* STORED RECORDS
________________________________________
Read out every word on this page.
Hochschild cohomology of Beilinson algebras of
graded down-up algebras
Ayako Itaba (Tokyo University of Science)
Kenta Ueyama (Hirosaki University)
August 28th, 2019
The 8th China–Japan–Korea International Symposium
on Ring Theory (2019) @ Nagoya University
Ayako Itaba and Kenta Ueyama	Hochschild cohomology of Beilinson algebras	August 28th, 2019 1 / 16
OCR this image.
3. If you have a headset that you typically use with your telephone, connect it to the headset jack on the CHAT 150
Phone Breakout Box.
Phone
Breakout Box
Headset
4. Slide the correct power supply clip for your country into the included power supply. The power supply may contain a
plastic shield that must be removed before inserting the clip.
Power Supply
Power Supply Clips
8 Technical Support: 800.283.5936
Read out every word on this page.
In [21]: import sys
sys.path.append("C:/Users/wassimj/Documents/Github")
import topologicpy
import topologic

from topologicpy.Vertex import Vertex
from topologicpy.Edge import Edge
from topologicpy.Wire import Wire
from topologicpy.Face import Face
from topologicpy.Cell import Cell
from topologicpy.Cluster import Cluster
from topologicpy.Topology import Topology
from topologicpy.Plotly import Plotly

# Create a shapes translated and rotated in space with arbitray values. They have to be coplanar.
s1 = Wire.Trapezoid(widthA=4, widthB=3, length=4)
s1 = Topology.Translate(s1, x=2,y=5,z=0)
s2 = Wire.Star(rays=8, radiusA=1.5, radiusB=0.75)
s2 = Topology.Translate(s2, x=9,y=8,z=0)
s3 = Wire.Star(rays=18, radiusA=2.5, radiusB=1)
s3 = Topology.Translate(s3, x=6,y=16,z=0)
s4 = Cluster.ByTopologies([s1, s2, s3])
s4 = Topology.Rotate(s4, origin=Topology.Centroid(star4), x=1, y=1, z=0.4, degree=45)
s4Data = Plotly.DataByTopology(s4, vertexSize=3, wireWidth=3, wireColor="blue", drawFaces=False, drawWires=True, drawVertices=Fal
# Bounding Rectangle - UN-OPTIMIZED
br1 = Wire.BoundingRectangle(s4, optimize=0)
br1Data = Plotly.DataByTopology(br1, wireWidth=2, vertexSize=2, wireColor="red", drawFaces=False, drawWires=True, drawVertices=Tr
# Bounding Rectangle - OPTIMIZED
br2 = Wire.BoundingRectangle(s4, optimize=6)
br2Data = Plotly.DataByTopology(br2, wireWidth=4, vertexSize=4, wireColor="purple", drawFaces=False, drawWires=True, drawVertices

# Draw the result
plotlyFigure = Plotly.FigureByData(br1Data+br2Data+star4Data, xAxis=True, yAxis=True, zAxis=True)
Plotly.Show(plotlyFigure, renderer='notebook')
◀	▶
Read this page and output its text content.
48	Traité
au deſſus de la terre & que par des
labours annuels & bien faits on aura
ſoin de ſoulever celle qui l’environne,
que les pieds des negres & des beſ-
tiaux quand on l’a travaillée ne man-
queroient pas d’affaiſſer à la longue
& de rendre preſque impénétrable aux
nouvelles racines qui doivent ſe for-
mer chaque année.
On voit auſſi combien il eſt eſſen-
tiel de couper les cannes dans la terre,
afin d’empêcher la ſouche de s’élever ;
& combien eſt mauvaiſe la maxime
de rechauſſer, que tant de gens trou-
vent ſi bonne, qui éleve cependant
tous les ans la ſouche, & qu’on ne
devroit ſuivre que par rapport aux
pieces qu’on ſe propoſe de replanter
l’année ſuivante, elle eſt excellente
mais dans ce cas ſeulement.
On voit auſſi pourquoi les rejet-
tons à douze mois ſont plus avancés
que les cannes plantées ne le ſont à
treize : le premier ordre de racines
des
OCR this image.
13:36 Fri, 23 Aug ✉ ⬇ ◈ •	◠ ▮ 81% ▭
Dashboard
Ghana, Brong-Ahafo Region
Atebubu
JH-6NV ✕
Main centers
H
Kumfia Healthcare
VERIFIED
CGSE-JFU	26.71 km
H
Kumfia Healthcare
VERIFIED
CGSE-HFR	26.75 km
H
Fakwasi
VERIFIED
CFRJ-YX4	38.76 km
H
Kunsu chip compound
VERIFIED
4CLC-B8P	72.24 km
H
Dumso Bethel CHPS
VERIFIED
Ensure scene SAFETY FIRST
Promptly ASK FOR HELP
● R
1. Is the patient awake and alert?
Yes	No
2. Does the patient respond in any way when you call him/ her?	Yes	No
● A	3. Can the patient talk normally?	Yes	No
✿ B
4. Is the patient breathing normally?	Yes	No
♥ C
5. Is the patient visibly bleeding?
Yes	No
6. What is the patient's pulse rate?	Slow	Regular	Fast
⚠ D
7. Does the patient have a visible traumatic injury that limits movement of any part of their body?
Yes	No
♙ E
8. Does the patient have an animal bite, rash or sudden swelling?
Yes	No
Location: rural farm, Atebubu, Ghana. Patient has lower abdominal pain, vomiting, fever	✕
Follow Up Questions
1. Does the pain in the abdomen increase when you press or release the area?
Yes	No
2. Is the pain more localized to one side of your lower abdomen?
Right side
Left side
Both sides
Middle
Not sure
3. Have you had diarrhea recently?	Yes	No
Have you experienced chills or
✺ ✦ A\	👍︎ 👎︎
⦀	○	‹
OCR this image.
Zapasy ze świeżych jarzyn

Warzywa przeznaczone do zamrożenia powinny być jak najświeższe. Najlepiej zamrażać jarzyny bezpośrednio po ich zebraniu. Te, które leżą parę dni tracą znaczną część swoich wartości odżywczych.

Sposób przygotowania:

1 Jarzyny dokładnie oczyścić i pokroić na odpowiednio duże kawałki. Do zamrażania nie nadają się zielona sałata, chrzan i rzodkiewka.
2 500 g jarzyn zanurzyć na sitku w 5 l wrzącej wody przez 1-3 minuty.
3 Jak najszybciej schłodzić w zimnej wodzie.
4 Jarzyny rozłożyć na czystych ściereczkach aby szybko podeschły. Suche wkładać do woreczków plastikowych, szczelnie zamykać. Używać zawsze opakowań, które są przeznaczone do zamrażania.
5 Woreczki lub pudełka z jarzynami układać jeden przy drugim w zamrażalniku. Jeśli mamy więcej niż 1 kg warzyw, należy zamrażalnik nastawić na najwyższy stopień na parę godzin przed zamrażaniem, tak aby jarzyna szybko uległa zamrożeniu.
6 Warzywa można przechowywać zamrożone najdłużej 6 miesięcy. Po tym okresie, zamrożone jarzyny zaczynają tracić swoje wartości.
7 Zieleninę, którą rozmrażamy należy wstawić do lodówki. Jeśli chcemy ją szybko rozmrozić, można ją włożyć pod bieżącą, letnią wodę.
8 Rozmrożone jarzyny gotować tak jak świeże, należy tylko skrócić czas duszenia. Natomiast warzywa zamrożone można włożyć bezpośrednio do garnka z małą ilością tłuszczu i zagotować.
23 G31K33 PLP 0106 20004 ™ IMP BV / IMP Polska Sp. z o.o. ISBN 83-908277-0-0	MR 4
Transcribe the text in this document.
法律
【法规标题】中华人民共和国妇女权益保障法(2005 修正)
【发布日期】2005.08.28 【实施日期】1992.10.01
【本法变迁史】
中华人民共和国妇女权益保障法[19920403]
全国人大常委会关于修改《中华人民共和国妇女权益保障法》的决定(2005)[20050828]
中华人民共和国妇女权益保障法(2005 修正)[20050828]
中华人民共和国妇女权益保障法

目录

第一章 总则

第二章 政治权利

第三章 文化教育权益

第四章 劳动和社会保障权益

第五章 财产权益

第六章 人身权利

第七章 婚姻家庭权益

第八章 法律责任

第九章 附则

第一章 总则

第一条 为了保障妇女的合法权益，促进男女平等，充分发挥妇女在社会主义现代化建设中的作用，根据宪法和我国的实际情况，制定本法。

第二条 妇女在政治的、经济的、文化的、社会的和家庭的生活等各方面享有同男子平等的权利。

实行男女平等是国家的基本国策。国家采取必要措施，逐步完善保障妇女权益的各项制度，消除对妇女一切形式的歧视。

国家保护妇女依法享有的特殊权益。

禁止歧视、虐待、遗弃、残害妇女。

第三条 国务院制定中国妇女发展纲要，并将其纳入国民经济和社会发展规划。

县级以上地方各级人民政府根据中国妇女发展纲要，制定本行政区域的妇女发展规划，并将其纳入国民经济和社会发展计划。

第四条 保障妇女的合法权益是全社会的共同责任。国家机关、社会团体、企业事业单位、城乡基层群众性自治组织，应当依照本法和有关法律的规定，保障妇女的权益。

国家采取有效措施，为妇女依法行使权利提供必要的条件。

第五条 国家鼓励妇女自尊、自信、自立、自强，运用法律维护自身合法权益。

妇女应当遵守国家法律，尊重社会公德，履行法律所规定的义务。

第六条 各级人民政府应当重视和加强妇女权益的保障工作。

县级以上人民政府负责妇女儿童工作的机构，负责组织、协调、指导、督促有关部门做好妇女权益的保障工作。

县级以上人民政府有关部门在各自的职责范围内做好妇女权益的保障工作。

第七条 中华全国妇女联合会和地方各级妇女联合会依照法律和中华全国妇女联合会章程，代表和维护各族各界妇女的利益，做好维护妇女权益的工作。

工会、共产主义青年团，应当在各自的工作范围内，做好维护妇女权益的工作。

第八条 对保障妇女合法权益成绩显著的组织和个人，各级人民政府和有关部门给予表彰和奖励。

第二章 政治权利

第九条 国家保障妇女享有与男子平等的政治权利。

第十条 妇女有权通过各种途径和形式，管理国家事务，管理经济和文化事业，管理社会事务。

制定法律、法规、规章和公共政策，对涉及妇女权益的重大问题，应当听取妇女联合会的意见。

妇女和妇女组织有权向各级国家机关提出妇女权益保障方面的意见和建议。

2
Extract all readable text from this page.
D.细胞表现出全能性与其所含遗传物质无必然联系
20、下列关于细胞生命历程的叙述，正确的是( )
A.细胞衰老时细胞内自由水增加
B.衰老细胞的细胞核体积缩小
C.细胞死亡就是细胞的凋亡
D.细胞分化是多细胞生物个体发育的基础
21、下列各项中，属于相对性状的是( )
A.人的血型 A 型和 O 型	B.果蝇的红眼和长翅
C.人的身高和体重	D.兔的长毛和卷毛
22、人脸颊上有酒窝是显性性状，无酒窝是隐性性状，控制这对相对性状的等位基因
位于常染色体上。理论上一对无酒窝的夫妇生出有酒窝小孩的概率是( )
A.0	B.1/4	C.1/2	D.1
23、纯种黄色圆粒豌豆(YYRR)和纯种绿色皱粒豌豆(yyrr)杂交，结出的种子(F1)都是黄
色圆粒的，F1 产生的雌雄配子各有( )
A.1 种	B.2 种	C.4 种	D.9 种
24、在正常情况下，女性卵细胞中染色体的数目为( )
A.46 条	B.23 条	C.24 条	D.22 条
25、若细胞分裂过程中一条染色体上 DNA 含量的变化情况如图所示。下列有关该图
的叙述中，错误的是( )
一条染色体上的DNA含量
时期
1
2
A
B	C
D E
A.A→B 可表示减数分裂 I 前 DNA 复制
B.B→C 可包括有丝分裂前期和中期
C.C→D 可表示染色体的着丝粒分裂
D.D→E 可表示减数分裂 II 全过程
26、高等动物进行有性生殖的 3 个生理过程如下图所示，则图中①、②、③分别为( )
________________________________________
* DIRECTIONS
Find the lines with the string "zamrażania" and reproduce them.

* RESPONSE
1 Jarzyny dokładnie oczyścić i pokroić na odpowiednio duże kawałki. Do zamrażania nie nadają się zielona sałata, chrzan i rzodkiewka.
4 Jarzyny rozłożyć na czystych ściereczkach aby szybko podeschły. Suche wkładać do woreczków plastikowych, szczelnie zamykać. Używać zawsze opakowań, które są przeznaczone do zamrażania.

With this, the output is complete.